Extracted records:
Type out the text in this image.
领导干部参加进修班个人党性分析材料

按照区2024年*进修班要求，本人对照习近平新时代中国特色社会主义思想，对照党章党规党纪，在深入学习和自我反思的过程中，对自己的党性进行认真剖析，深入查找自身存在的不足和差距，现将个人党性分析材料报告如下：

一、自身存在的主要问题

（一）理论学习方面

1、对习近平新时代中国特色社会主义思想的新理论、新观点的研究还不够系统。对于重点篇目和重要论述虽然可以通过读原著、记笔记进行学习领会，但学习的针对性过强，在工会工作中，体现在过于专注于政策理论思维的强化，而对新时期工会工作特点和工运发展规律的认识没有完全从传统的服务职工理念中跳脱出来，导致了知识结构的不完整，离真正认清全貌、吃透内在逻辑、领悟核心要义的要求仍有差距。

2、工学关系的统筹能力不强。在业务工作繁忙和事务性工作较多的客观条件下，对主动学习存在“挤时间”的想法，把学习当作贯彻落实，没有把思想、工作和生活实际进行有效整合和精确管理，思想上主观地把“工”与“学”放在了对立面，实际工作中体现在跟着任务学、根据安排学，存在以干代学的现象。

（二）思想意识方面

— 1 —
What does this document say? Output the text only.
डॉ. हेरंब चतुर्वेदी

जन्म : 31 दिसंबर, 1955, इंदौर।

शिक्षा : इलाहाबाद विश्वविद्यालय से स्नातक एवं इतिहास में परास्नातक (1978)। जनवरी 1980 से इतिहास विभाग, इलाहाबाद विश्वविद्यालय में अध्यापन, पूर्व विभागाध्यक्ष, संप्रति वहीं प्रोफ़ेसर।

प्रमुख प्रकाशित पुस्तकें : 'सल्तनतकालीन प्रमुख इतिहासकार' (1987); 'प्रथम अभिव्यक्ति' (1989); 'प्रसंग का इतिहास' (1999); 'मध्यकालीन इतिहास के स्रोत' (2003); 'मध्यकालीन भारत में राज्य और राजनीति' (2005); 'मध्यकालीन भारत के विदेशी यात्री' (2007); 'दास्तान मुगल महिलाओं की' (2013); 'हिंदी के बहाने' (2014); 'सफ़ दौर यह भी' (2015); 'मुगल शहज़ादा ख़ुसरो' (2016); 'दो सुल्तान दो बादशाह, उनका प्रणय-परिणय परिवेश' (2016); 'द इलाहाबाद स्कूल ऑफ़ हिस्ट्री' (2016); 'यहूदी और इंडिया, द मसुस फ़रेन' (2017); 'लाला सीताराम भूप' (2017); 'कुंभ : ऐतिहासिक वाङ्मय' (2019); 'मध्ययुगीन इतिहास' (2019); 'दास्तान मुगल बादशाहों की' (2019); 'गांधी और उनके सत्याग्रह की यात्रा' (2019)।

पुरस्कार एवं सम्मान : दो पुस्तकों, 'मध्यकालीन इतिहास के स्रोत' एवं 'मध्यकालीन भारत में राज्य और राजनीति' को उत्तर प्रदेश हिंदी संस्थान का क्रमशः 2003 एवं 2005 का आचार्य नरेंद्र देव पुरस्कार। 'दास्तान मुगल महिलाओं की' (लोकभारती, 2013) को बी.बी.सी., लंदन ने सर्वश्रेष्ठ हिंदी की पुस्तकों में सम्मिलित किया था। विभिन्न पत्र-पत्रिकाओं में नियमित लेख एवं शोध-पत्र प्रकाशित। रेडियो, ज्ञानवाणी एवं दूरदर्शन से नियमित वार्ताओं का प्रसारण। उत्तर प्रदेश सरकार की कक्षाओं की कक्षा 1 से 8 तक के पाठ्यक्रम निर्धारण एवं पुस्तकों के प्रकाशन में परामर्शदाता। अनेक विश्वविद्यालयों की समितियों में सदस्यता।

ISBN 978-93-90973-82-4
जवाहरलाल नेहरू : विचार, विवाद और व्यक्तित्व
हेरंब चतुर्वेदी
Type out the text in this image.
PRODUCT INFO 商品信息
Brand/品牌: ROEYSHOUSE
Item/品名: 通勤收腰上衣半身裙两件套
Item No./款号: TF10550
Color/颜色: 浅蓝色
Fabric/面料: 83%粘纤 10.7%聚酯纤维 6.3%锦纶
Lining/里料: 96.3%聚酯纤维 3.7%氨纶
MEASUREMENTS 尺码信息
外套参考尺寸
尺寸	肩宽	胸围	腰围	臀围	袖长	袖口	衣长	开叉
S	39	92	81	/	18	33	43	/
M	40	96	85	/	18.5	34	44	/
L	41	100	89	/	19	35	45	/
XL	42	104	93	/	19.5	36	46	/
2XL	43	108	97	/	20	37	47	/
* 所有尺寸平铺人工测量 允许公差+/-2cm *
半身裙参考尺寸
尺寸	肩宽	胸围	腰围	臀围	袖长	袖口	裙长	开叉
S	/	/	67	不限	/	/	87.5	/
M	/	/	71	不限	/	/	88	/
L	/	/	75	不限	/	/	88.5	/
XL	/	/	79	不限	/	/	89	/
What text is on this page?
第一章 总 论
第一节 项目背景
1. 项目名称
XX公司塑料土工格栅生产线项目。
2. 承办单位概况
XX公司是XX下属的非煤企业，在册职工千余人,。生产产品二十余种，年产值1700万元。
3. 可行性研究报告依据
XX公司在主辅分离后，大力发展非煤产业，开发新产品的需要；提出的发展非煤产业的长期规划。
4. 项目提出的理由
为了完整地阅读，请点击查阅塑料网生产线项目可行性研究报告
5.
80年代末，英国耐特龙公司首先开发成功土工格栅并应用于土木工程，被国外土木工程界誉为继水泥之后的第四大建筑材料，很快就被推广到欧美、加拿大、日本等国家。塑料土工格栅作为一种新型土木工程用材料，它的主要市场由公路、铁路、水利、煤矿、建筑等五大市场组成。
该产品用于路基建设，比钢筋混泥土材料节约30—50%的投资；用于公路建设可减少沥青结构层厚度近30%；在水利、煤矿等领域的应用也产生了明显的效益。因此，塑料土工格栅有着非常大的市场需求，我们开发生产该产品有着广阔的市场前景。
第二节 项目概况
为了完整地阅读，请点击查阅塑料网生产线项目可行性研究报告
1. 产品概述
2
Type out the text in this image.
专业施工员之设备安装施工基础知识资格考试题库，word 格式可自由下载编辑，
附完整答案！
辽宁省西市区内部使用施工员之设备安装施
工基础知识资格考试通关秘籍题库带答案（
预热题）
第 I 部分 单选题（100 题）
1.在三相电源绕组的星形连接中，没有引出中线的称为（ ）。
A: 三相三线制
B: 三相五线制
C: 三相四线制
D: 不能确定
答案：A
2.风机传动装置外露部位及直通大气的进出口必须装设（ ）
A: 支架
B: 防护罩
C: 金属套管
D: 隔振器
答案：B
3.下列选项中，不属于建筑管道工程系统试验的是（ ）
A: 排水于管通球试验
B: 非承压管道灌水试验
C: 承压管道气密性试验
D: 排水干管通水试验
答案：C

WHAT YOU ARE ASKED TO DO: From the entries above, extract every line where the word "Item" appears.

THE COMPLETED TASK:
Item/品名: 通勤收腰上衣半身裙两件套
Item No./款号: TF10550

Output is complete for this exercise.